# Start of Supplied material

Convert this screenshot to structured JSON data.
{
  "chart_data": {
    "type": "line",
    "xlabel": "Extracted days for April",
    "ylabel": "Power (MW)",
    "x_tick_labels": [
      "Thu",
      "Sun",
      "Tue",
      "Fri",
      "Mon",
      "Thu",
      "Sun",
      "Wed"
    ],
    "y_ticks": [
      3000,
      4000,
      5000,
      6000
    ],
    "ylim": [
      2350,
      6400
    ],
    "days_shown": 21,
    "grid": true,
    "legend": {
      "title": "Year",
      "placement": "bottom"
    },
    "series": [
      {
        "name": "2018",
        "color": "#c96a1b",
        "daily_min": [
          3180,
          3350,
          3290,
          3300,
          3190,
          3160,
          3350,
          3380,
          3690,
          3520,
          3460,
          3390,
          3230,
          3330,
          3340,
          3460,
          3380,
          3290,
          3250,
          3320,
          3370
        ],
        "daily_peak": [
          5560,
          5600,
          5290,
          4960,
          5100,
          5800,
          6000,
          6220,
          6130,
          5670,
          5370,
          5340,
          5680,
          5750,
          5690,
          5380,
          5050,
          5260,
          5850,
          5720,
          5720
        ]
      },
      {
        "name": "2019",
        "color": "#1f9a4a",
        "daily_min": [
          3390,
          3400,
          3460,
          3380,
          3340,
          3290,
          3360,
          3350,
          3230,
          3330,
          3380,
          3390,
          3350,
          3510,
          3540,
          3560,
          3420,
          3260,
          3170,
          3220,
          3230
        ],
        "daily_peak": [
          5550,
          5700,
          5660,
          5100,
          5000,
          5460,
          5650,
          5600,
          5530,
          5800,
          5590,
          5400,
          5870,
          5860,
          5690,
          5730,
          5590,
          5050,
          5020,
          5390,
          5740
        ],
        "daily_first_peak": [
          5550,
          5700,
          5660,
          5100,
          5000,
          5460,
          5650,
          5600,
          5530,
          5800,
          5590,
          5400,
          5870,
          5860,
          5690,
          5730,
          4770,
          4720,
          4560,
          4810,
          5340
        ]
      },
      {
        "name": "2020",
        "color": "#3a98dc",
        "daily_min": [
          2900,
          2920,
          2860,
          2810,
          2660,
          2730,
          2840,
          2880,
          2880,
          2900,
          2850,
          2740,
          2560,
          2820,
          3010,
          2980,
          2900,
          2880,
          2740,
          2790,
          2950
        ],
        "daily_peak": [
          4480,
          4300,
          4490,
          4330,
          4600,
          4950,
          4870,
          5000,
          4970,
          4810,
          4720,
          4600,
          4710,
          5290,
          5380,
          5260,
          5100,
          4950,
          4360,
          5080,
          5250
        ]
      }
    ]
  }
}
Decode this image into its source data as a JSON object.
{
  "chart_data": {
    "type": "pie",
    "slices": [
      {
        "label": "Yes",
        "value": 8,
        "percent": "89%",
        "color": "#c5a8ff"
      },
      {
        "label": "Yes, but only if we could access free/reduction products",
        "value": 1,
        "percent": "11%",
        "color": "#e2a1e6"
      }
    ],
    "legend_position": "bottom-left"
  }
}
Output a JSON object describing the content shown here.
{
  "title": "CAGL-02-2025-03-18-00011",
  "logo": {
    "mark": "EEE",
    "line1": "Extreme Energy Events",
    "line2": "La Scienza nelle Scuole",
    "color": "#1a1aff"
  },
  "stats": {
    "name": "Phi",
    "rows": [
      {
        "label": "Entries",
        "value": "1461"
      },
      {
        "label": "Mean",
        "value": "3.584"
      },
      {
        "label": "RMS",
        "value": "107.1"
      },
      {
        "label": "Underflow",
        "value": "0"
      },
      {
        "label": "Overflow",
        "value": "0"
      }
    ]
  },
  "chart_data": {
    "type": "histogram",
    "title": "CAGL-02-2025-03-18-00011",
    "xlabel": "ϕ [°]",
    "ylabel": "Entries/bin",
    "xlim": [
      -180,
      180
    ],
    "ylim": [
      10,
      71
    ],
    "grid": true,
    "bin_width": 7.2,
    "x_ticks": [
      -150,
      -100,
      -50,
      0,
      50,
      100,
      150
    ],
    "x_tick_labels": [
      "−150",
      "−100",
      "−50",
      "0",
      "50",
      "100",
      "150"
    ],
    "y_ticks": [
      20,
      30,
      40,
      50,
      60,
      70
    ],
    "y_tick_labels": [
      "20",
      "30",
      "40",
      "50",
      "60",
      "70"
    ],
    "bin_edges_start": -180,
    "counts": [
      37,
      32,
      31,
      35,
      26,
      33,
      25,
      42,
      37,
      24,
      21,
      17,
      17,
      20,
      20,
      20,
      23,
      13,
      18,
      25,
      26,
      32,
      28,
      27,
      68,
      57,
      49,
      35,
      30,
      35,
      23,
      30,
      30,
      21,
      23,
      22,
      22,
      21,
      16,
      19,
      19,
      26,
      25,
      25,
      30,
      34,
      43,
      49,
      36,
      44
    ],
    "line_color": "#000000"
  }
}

# End of Supplied material

Pick out all lines containing the string "bottom".

#### Solution:
      "placement": "bottom"
    "legend_position": "bottom-left"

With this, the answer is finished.